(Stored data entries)
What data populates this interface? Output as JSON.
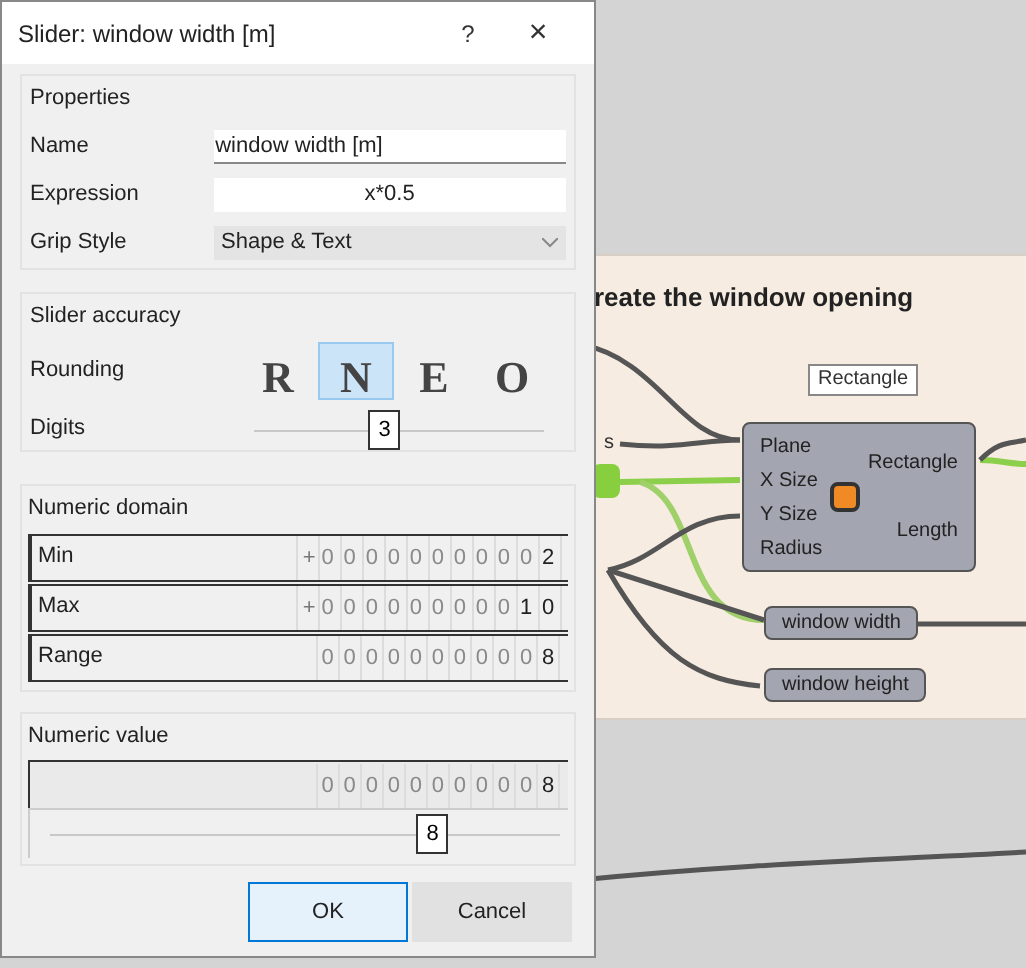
{
  "dialog": {
    "title": "Slider: window width [m]",
    "help": "?",
    "close": "×",
    "properties": {
      "header": "Properties",
      "fields": [
        {
          "label": "Name",
          "value": "window width [m]",
          "kind": "text"
        },
        {
          "label": "Expression",
          "value": "x*0.5",
          "kind": "centered"
        },
        {
          "label": "Grip Style",
          "value": "Shape & Text",
          "kind": "dropdown"
        }
      ]
    },
    "accuracy": {
      "header": "Slider accuracy",
      "rounding_label": "Rounding",
      "rounding": [
        {
          "label": "R",
          "selected": false
        },
        {
          "label": "N",
          "selected": true
        },
        {
          "label": "E",
          "selected": false
        },
        {
          "label": "O",
          "selected": false
        }
      ],
      "digits_label": "Digits",
      "digits": {
        "level": 0.45,
        "thumb": "3"
      }
    },
    "domain": {
      "header": "Numeric domain",
      "rows": [
        {
          "label": "Min",
          "sign": "+",
          "leading": "0000000000",
          "value": "2"
        },
        {
          "label": "Max",
          "sign": "+",
          "leading": "000000000",
          "value": "10"
        },
        {
          "label": "Range",
          "leading": "0000000000",
          "value": "8"
        }
      ]
    },
    "numeric_value": {
      "header": "Numeric value",
      "leading": "0000000000",
      "value": "8",
      "slider": {
        "level": 0.75,
        "thumb": "8"
      }
    },
    "buttons": [
      {
        "label": "OK",
        "selected": true
      },
      {
        "label": "Cancel",
        "selected": false
      }
    ]
  },
  "canvas": {
    "group_title": "reate the window opening",
    "fragment": "s",
    "tooltip": "Rectangle",
    "component": {
      "inputs": [
        "Plane",
        "X Size",
        "Y Size",
        "Radius"
      ],
      "outputs": [
        "Rectangle",
        "Length"
      ]
    },
    "panels": [
      "window width",
      "window height"
    ]
  }
}
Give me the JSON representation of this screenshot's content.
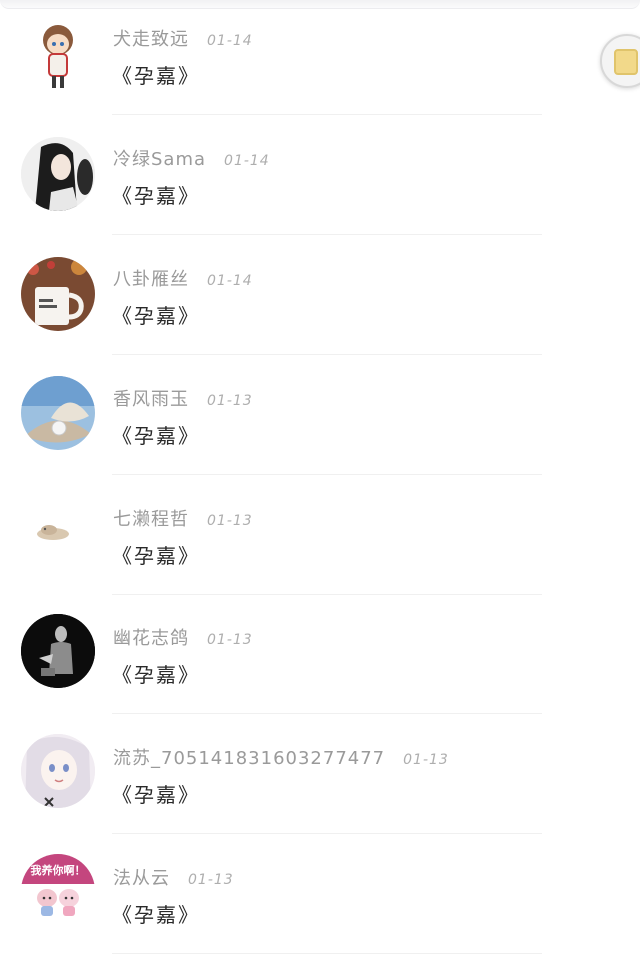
{
  "comments": [
    {
      "user": "犬走致远",
      "date": "01-14",
      "text": "《孕嘉》",
      "avatar": "chibi-boy-avatar"
    },
    {
      "user": "冷绿Sama",
      "date": "01-14",
      "text": "《孕嘉》",
      "avatar": "longhair-figure-avatar"
    },
    {
      "user": "八卦雁丝",
      "date": "01-14",
      "text": "《孕嘉》",
      "avatar": "coffee-mug-avatar"
    },
    {
      "user": "香风雨玉",
      "date": "01-13",
      "text": "《孕嘉》",
      "avatar": "pearl-shell-avatar"
    },
    {
      "user": "七濑程哲",
      "date": "01-13",
      "text": "《孕嘉》",
      "avatar": "small-creature-avatar"
    },
    {
      "user": "幽花志鸽",
      "date": "01-13",
      "text": "《孕嘉》",
      "avatar": "dark-figure-avatar"
    },
    {
      "user": "流苏_705141831603277477",
      "date": "01-13",
      "text": "《孕嘉》",
      "avatar": "anime-girl-avatar"
    },
    {
      "user": "法从云",
      "date": "01-13",
      "text": "《孕嘉》",
      "avatar": "couple-sticker-avatar",
      "avatar_text": "我养你啊！"
    }
  ]
}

**Exercise details**
Write out every line from the entries where "leading" appears.

**Result of the exercise**
          "leading": "0000000000",
          "leading": "000000000",
          "leading": "0000000000",
      "leading": "0000000000",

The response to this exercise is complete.